**TEXTO:**
# # # # #
En otro octubre, el de 1976, Juan Carlos Distéfano organizaba su primera muestra de esculturas; en este octubre de 1998 acaba de atravesar la gran retrospectiva de su obra organizada por el Museo Nacional de Bellas Artes. El, como reacción básica, toma gotas para los nervios y dice que odia exponer.
"Siempre me ha pasado lo mismo; hasta aquella primera muestra de 1976, cuando yo ya tenía más de 40 años, había hecho solamente dos muestras de pintura." Dice también que la del setenta fue una década marcada por los traslados: antes de la emigración forzada que tuvo que improvisar poco tiempo después de la muestra, hubo otro viaje más feliz. Un año de beca europea.
Fue durante ese período que hizo uno de los viajes más interesantes de su vida, por decirlo de un modo rimbombante. Iba hasta una ciudad alsaciana a ver, en vivo y en directo, una obra con la que soñaba hacía tiempo, con una pasión que incluso no había logrado aplacar la mezquindad de las reproducciones.
"Yo estaba en Italia y me acuerdo que cuando llegó el día de partir no podía soportar el trayecto, el hecho de que me faltaran kilómetros para llegar al Retablo de Isenheim , la obra que yo iba a ver. Era pura ansiedad. Griselda (Gambaro) y yo nos subimos al auto una mañana y cruzamos toda Suiza sin respiro hasta llegar al nordeste de Francia, donde está Colmar.
"Me acuerdo que yo veía pasar los Alpes, los lagos, como hipnotizado, no registraba realmente nada; era como si tuviera todos los sentidos únicamente expectantes por lo que vendría. Crucé toda Suiza en auto y no tengo ningún recuerdo de nada.
# # # # #
**Entradas de datos guardadas:**

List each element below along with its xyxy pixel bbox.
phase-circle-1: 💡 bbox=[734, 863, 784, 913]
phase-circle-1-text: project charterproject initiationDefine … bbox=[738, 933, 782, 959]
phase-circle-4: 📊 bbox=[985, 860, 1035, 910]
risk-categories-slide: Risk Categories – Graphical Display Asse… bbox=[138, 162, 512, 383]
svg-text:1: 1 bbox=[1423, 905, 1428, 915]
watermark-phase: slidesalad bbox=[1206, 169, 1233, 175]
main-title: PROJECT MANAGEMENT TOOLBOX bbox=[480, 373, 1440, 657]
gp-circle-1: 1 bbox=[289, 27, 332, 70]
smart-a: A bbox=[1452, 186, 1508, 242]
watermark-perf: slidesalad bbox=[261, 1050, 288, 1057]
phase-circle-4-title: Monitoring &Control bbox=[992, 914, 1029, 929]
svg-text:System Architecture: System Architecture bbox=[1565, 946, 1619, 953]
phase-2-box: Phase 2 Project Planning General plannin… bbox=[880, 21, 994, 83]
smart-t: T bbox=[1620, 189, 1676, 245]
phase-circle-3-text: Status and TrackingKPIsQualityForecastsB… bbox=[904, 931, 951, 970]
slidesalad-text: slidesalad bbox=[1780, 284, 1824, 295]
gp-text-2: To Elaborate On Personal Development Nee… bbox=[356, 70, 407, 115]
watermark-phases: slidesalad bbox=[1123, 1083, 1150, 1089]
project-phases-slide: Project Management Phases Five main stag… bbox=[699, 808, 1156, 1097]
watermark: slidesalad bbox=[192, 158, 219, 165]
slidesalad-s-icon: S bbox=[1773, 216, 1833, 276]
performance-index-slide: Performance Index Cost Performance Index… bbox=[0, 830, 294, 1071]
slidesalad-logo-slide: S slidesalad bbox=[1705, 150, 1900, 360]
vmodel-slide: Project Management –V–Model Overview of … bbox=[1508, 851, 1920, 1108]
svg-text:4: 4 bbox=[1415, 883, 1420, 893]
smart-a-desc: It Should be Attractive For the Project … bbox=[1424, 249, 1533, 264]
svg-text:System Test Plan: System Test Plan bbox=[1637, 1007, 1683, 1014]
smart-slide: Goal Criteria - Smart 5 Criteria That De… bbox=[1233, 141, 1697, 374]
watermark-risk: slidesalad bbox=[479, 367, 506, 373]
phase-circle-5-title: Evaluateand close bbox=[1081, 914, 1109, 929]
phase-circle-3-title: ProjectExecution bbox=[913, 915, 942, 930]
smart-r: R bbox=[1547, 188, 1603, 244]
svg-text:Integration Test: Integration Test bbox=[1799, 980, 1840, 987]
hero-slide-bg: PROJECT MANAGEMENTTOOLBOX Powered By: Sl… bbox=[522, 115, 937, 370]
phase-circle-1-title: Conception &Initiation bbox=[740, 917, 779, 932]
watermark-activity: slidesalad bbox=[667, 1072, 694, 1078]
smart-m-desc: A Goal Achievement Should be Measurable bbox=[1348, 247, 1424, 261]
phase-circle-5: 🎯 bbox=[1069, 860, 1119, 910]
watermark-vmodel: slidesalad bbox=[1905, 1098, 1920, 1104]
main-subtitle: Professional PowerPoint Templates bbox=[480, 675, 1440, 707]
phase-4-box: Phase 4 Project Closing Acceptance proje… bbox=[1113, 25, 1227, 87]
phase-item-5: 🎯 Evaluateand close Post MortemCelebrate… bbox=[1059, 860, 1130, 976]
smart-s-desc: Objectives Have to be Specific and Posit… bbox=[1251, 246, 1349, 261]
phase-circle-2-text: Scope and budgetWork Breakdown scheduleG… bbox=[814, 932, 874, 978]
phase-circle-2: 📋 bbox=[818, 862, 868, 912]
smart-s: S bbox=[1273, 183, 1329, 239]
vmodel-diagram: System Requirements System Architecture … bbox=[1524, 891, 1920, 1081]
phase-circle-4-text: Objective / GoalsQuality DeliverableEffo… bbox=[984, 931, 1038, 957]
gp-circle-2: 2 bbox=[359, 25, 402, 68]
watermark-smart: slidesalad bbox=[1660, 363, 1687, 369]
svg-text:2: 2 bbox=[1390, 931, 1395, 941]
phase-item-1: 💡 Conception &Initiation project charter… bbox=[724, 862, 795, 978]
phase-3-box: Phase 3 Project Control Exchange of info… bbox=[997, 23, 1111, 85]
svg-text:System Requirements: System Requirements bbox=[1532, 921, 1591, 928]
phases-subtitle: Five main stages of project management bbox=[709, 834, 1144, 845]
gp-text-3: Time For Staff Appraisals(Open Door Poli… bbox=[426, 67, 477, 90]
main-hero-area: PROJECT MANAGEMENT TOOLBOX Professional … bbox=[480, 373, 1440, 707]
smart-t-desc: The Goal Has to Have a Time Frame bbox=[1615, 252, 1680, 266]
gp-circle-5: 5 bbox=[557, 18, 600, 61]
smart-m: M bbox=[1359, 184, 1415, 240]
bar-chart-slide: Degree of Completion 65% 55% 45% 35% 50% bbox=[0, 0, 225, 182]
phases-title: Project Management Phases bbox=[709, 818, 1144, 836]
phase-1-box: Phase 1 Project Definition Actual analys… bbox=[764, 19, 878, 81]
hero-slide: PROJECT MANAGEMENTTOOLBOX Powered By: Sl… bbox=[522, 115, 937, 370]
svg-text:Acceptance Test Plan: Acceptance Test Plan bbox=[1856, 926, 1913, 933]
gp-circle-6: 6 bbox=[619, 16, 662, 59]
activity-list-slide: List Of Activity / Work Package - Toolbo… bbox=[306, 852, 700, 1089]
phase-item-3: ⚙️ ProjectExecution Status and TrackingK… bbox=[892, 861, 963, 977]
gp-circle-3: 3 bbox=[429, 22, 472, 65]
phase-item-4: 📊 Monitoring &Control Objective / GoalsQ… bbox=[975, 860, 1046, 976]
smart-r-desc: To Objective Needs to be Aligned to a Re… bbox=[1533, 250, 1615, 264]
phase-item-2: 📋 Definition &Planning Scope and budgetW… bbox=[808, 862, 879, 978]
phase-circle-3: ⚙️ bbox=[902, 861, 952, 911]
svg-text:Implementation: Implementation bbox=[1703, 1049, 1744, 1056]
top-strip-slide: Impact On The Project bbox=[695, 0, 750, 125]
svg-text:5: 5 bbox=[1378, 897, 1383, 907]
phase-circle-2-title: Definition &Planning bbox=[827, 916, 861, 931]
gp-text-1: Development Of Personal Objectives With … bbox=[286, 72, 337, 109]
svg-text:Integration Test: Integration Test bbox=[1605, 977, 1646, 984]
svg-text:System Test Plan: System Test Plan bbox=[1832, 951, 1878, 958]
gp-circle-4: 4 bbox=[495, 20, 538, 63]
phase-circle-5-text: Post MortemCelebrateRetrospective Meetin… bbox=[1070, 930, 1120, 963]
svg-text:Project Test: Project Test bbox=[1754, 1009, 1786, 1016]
# # # # #
**CONSIGNA A:**
Selecciona cada línea de las entradas que tenga la palabra "Conception", tomando en cuenta mayúsculas y minúsculas.
**CONSIGNA B:**
Escribe cómo sigue el texto sobre Juan Carlos Distéfano a partir de donde termina.
El texto y las entradas no tienen relación entre sí.

**RESPUESTA A:**
phase-circle-1-title: Conception &Initiation bbox=[740, 917, 779, 932]
phase-item-1: 💡 Conception &Initiation project charter… bbox=[724, 862, 795, 978]

**RESPUESTA B:**
"Llegamos a Colmar cuando ya casi terminaba la tarde, y me gustó la impresión fuertemente medieval que irradiaban las casas, la piedra. Dejé todo en el primer hotel que encontré y salí corriendo, literalmente. Llegué rápido a la iglesia donde está el Retablo y me quedé ahí extasiado, inmóvil. Esa pieza es algo inagotable, interminable, indispensable."
Ese oscuro objeto
El Altar de Isenheim es un retablo de transformación, con partes pintadas y esculpidas que se podían enseñar a los fieles en distintas combinaciones, según las festividades religiosas lo requirieran. Fue encargado en el siglo XV por el abad Guido Guersi y se lo considera uno de los monumentos más impactantes de la iconografía cristiana.
"Es una obra espeluznante, no se puede creer todo lo que se puede ver ahí, aprender. Se trata de un políptico inmenso, todo pintado y esculpido, donde se pueden ver la Crucifixión, la Ascensión, las Tentaciones de San Antonio. Y todos esos monstruos increíbles que acosan a San Antonio son algo inigualable, se aprecia realmente la belleza de lo horrible.
"Yo no exagero si digo que es una de las pinturas más maravillosas de la Tierra, y fue tan fuerte para mí saberlo a medida que estaba frente al retablo... Ese mismo día me quedé hasta que me echaron, y el resto de mi estada en Colmar fui a verlo todos los días. Me quedaba ahí y no dejaba de descubrir cosas. Es una pintura desesperada, la obra de un hombre que está hablando crudamente del mundo que le tocó vivir. Después de muchas discusiones acerca de su autoría, se determinó que fue creación de Matías Grünewald, un personaje muy oscuro.
"No se sabe la fecha exacta de su nacimiento, sólo que ocurrió en los últimos años del siglo XV, y que era una persona muy recluida, solitaria, que vivió sin demasiada fama ni sobresaltos en la zona de Maguncia, la actual ciudad de Mainz, a orillas del Rin. Se han generado muchas discusiones tratando de adscribírsele o negársele muchas obras de la escuela alemana, pero sin duda el Retablo es su máxima creación."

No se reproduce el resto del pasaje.